=== TEXTE FOURNI ===

Horloge ! dieu sinistre, effrayant, impassible,
Dont le doigt nous menace et nous dit : « Souviens-toi !
Les vibrantes Douleurs dans ton cœur plein d'effroi
Se planteront bientôt comme dans une cible ;

« Le plaisir vaporeux fuira vers l'horizon
Ainsi qu'une sylphide au fond de la coulisse ;
Chaque instant te dévore un morceau du délice
A chaque homme accordé pour toute sa saison.

« Trois mille six cents fois par heure, la Seconde
Chuchote : Souviens-toi ! - Rapide, avec sa voix
D'insecte, Maintenant dit : Je suis Autrefois,
Et j'ai pompé ta vie avec ma trompe immonde !

« Remember ! Souviens-toi, prodigue ! Esto memor !
(Mon gosier de métal parle toutes les langues.)
Les minutes, mortel folâtre, sont des gangues
Qu'il ne faut pas lâcher sans en extraire l'or !

« Souviens-toi que le Temps est un joueur avide
Qui gagne sans tricher, à tout coup ! c'est la loi.
Le jour décroît ; la nuit augmente, souviens-toi !
Le gouffre a toujours soif ; la clepsydre se vide.

« Tantôt sonnera l'heure où le divin Hasard,
Où l'auguste Vertu, ton épouse encor vierge,
Où le repentir même (oh ! la dernière auberge !),
Où tout te dira : Meurs, vieux lâche ! il est trop tard ! »


Charles Baudelaire, L'Horloge, Spleen & Idéal, dans « Les Fleurs du Mal », LXXXV.







Marc Chagall, Horloge, 1914




      Les hommes ont depuis des millénaires cherché à mesurer le temps, les heures, les minutes, les secondes, les jours, les mois, les saisons, afin de maîtriser un peu mieux le cours fluctuant de leur vie. Après les cadrans solaires, les sabliers, les clepsydres, les horloges ont été un des grandes inventions de l'homme. Ce mécanisme complexe de rouages et de balanciers en est venu à symboliser le temps, le temps qui passe, le temps qui nous échappe, le temps qui nous irrite et qui nous obsède avec ce tic-tac existentiel qui résonne au plus profond de notre être, ce temps que l'on cherche à contrôler, mais qui contrôle nos vies comme un tyran sans nom, un « dieu sinistre, effrayant, impassible » comme le dit Charles Baudelaire.

=== DONNÉES ===

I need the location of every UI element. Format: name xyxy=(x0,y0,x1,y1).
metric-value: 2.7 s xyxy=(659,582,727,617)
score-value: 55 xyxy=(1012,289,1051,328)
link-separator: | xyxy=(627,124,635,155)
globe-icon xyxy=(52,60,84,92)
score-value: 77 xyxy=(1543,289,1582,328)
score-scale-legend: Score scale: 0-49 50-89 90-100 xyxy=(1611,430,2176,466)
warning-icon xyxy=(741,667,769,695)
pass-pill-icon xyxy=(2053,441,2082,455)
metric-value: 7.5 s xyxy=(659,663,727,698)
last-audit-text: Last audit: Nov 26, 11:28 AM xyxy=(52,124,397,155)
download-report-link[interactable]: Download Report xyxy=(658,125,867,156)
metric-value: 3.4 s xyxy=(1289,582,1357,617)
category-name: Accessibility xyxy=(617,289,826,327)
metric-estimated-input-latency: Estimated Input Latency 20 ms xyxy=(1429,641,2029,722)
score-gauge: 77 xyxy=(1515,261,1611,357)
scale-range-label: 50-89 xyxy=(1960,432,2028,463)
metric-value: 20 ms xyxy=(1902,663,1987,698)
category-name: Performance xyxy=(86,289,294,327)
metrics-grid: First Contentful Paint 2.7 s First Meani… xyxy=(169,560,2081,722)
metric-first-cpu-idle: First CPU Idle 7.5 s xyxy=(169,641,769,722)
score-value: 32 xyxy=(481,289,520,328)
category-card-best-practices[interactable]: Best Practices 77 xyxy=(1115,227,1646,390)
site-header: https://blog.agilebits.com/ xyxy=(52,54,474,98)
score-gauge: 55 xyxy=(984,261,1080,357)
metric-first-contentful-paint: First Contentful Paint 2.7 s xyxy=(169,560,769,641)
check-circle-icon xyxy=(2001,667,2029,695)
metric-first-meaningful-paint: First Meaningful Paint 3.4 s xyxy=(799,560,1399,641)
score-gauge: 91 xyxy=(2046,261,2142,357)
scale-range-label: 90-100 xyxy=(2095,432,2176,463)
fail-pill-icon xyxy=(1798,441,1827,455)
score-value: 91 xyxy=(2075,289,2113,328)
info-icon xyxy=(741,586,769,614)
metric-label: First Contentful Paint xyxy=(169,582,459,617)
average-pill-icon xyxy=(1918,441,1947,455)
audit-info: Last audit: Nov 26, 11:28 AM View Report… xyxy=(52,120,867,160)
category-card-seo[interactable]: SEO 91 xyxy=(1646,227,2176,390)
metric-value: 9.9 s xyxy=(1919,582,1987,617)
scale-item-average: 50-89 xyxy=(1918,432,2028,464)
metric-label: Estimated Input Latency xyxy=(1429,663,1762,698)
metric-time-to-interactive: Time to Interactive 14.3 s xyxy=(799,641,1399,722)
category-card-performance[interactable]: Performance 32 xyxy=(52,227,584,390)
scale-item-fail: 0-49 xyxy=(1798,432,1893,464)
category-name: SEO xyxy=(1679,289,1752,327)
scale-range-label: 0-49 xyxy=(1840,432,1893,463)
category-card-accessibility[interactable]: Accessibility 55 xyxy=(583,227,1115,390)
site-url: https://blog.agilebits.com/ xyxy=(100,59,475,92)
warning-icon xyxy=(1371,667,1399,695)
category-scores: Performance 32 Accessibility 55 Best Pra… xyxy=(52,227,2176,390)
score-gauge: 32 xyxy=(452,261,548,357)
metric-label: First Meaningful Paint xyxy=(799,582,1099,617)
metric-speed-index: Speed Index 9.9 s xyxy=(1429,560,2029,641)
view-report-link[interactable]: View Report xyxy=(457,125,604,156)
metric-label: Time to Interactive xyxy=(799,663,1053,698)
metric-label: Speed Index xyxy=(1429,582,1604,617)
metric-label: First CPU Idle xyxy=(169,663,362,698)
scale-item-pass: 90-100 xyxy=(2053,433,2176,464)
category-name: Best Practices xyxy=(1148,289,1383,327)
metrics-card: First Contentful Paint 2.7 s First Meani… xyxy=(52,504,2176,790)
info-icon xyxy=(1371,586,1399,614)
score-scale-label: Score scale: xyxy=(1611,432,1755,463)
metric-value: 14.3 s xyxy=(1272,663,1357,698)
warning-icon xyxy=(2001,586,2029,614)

===
=== DONNÉES ===

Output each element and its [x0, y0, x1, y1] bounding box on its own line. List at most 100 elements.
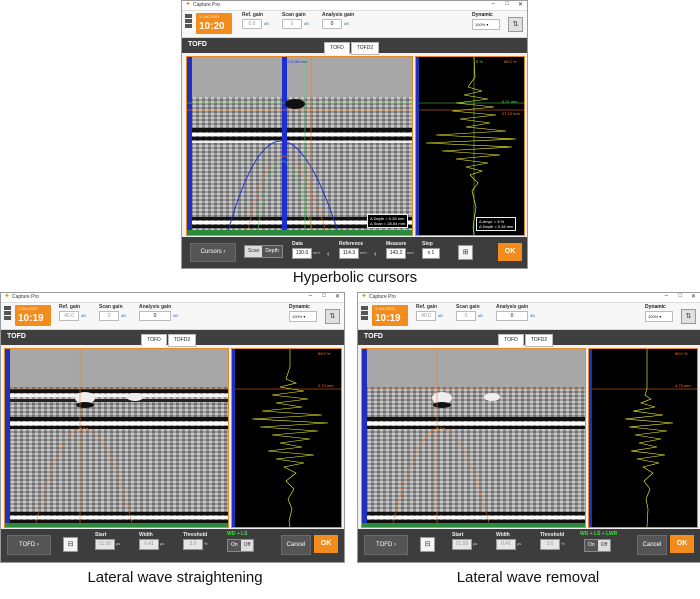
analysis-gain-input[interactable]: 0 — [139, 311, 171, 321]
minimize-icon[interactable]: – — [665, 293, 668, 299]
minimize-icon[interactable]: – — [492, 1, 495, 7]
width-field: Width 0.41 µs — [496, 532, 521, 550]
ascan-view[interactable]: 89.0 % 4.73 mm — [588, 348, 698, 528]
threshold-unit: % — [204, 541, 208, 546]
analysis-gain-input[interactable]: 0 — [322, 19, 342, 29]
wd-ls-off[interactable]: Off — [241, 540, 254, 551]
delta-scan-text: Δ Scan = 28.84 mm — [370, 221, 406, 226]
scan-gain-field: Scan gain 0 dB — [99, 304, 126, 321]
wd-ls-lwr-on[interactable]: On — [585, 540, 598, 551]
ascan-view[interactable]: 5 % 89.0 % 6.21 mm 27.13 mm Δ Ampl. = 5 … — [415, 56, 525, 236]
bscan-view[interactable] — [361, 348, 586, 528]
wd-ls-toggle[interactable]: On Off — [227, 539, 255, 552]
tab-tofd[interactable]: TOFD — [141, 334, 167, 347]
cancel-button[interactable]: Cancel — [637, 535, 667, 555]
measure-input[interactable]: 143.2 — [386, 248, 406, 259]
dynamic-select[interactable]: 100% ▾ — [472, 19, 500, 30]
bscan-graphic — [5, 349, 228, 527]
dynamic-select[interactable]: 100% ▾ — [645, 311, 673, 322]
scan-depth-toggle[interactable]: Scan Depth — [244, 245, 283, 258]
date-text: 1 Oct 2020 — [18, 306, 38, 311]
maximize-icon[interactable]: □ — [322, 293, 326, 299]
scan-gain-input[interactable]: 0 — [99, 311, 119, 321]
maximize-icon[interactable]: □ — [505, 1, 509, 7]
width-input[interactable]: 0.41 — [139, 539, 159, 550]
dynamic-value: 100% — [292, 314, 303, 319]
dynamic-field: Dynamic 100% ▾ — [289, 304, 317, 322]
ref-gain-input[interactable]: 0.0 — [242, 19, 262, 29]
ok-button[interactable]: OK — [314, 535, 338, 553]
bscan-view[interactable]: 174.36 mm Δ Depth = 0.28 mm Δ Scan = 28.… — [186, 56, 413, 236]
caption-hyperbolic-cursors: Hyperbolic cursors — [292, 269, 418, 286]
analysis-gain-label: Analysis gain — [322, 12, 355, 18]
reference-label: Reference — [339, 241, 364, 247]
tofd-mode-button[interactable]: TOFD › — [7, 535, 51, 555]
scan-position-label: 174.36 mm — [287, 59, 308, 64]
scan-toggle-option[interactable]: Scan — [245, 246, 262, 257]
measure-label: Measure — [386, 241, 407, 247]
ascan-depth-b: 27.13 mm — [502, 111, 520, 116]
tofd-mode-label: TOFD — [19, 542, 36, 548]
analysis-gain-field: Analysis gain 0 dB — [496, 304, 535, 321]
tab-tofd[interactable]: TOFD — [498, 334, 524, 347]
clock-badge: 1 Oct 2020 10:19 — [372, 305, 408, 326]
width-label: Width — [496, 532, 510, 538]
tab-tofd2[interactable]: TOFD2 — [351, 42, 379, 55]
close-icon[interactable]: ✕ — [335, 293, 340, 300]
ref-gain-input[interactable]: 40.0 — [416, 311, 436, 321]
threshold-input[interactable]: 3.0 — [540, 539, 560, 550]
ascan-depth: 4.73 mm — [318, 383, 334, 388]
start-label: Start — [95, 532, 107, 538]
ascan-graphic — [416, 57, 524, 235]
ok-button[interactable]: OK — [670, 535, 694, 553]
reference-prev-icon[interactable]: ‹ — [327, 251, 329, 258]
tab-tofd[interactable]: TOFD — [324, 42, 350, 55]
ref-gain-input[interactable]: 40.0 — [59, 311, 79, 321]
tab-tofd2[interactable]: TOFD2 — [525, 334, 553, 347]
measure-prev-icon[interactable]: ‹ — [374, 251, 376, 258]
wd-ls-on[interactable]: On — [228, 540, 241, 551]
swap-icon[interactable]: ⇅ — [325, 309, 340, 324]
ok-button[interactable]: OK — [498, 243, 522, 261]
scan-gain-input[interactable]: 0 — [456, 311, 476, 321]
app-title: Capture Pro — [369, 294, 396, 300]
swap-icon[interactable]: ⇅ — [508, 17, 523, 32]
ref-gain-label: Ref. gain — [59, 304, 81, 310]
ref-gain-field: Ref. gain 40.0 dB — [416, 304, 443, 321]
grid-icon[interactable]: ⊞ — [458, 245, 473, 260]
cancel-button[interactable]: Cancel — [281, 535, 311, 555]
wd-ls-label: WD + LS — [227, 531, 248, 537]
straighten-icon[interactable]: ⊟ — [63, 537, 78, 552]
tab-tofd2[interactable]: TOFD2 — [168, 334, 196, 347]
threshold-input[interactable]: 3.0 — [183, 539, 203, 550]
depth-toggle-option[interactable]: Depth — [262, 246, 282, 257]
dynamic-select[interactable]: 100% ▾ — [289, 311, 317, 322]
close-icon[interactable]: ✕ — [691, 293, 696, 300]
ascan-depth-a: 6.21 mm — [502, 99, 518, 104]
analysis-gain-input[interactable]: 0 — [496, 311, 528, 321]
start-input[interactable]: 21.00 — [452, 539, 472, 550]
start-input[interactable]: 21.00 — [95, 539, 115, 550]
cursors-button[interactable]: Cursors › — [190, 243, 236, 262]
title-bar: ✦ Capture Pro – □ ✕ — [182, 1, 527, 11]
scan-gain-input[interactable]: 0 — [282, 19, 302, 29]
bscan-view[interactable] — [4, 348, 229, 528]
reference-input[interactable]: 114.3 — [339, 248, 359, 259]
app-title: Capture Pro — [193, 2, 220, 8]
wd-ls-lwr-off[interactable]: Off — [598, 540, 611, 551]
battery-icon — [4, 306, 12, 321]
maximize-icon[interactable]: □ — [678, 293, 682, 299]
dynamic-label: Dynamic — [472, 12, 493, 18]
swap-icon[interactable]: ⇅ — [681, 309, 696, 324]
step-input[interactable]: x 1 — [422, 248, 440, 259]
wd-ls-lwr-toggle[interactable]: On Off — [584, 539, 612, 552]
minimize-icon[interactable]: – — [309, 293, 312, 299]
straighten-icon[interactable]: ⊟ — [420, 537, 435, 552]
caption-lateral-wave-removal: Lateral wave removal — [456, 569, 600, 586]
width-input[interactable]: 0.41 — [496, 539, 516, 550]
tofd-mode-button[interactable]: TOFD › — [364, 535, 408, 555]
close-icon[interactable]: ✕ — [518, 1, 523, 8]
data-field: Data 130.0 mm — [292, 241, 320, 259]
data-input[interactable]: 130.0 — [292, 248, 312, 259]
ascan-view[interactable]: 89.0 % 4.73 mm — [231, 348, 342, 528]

===

● **PROBLÈMES À RÉSOUDRE**
1. D'après le texte sur l'horloge et le temps, quels moyens de mesurer le temps sont venus avant les horloges ?
2. Poursuivez le texte sur l'horloge et le temps après sa dernière phrase.

● **RÉPONSES DANS L'ORDRE**
1. Les cadrans solaires, les sabliers et les clepsydres.

2.
      Et ce dieu sinistre nous désigne avec ses doigts pointés sur nous, les aiguilles de l'horloge, et s'adresse à notre conscience sous la forme d'un antique rappel : « Souviens-toi ! », le MEMENTO MORI de la sagesse des Anciens : « Souviens-toi que tu vas mourir ! N'oublie pas que tu vas mourir ! ». Tu n'es mortel et tu subis l'empire du Temps. Ne sois pas animé de la folie de te croire immortel, car le temps brisera ce que tu aimes et incrustera sa marque dans ta chair, la vieillesse. Et l'horloge est le rappel lancinant de cette outrage du temps. Comme le dit Baudelaire : «  Trois mille six cents fois par heure, la seconde chuchote : Souviens-toi ! ». On pense aussi à la vieille pendule d'argent dans la chanson de Jacques Brel « Les Vieux » :

« Traverser le présent en s'excusant déjà de n'être pas plus loin
Et fuir devant vous une dernière fois la pendule d'argent
Qui ronronne au salon, qui dit oui qui dit non, qui leur dit : je t'attends
Qui ronronne au salon, qui dit oui qui dit non et puis qui nous attend  »

Bien sûr, on peut voir le temps comme cette gargouille grimaçante qui nous rappelle à chaque instant les supplices à venir, comme le dieu Chronos qui ingurgite impitoyablement ses enfants, comme un insecte obscène qui nous pique à chaque instant pour sucer la sève de notre vie : « Je suis Autrefois, et j'ai pompé ta vie avec ma trompe immonde ! ». Bien sûr, tout ce que nous vivons maintenant sera immédiatement relégué dans l'Autrefois, dans le tombeau glacial du passé. Mais plutôt que de subir ce rappel incessant du temps qui fait son œuvre continuelle de destruction, il vaut mieux dès à présent méditer l'impermanence de tous les phénomènes, comme le conseille le Bouddha. Chaque fois que nous inspirons et que nous expirons, nous nous rapprochons un tout petit peu de notre mort. Que la conscience s'immerge dans la contemplation de l'impermanence à l’œuvre en elle-même et dans toutes choses.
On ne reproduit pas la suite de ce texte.